Collection entries:
******

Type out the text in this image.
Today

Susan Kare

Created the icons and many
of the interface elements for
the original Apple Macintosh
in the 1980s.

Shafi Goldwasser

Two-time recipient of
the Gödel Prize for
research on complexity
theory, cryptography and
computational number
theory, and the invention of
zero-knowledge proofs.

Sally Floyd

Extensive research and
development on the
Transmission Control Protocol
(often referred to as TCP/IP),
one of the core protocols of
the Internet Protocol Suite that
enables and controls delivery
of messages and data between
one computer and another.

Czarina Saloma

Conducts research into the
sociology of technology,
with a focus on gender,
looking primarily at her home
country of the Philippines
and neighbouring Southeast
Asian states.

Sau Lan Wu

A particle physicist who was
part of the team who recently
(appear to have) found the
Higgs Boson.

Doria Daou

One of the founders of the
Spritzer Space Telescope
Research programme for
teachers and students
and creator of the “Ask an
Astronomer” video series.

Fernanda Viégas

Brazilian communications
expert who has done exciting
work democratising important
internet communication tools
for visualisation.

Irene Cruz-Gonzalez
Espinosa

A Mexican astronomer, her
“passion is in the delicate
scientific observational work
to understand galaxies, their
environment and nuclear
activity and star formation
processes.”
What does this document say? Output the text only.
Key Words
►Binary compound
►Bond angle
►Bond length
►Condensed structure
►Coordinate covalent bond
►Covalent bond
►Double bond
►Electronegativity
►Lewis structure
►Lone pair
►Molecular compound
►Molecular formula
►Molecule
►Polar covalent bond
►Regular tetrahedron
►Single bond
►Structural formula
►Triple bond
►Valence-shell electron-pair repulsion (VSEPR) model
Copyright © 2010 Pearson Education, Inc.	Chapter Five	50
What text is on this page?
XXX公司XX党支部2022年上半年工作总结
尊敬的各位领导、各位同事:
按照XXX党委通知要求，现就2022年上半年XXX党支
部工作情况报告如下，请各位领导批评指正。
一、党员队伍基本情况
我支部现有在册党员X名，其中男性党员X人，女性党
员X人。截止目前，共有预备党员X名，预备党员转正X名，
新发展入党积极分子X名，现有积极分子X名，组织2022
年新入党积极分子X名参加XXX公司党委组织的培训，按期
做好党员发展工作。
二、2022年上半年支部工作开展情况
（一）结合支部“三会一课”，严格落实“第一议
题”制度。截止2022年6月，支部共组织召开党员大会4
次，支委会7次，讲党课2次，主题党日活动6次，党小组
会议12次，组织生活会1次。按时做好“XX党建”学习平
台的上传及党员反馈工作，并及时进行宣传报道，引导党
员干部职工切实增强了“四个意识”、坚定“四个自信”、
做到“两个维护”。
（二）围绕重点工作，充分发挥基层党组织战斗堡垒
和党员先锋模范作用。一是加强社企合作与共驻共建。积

******

Exercise prompt:
Copy exactly, and only, the lines from the one containing "What text is on this page?" through the last line of the listing.

Response to this task:
What text is on this page?
XXX公司XX党支部2022年上半年工作总结
尊敬的各位领导、各位同事:
按照XXX党委通知要求，现就2022年上半年XXX党支
部工作情况报告如下，请各位领导批评指正。
一、党员队伍基本情况
我支部现有在册党员X名，其中男性党员X人，女性党
员X人。截止目前，共有预备党员X名，预备党员转正X名，
新发展入党积极分子X名，现有积极分子X名，组织2022
年新入党积极分子X名参加XXX公司党委组织的培训，按期
做好党员发展工作。
二、2022年上半年支部工作开展情况
（一）结合支部“三会一课”，严格落实“第一议
题”制度。截止2022年6月，支部共组织召开党员大会4
次，支委会7次，讲党课2次，主题党日活动6次，党小组
会议12次，组织生活会1次。按时做好“XX党建”学习平
台的上传及党员反馈工作，并及时进行宣传报道，引导党
员干部职工切实增强了“四个意识”、坚定“四个自信”、
做到“两个维护”。
（二）围绕重点工作，充分发挥基层党组织战斗堡垒
和党员先锋模范作用。一是加强社企合作与共驻共建。积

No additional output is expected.